### Task statement
Find the lines that contain the word "JSON" and copy each one.

==== Task material

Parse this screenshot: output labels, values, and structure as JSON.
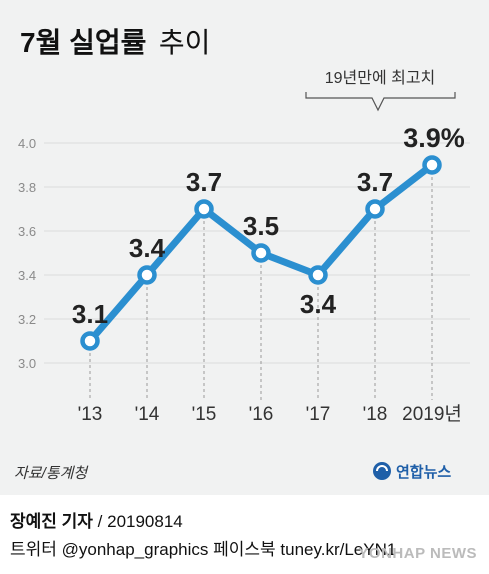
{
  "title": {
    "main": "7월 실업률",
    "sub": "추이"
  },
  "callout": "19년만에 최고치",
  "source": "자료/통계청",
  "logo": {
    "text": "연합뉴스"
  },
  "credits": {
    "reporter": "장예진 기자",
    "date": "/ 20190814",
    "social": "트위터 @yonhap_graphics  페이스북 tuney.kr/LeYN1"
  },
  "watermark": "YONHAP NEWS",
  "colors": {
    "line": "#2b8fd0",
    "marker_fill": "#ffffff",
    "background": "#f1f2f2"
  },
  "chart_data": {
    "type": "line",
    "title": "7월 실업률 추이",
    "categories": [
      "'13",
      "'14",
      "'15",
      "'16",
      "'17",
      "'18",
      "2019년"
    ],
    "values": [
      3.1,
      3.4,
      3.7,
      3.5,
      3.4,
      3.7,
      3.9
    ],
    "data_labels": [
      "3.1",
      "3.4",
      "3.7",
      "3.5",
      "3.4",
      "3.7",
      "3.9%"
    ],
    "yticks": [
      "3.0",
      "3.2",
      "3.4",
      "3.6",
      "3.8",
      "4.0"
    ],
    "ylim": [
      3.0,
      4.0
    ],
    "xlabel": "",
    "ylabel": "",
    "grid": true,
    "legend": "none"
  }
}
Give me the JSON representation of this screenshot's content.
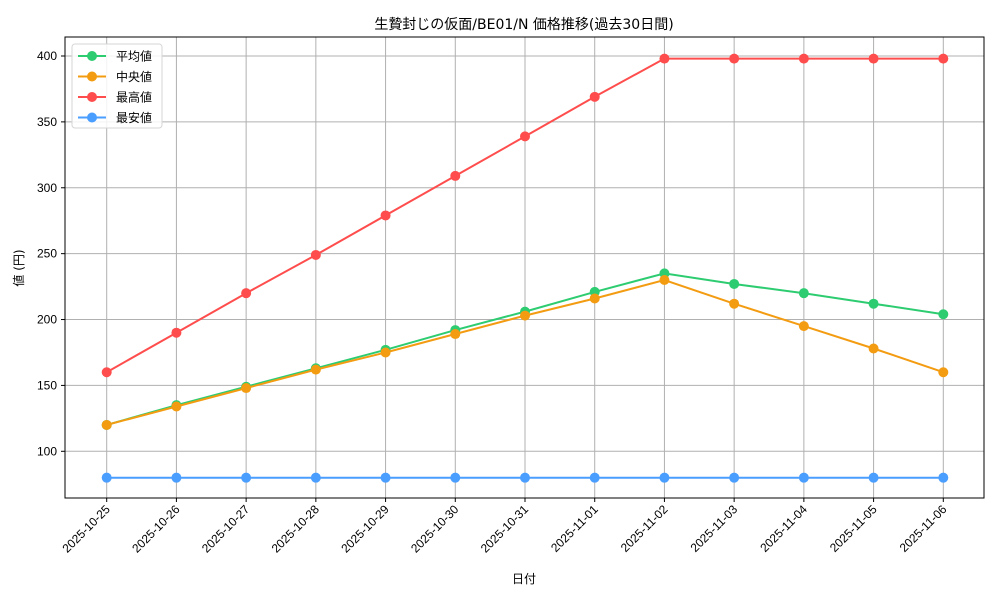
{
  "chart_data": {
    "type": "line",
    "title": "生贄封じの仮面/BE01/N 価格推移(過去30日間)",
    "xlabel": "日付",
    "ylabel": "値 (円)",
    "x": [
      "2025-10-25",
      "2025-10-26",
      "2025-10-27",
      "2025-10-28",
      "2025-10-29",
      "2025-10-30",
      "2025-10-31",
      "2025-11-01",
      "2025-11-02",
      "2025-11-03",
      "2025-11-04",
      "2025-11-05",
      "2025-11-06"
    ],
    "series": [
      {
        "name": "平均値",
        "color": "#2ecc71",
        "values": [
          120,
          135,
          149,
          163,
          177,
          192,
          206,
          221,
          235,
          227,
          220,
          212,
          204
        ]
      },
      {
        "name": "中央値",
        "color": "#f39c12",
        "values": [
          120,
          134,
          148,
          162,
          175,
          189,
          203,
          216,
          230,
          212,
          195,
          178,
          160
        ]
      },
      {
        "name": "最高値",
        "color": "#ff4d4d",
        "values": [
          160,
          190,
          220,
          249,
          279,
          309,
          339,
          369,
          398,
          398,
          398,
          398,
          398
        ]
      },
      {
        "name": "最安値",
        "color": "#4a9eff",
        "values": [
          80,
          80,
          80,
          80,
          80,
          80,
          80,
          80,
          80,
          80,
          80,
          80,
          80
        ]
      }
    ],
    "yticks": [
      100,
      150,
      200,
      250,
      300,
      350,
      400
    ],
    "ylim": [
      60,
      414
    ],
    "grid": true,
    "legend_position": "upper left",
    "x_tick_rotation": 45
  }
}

========

### Solution to this problem
Parse this screenshot: output labels, values, and structure as JSON.
Give me the JSON representation of this screenshot's content.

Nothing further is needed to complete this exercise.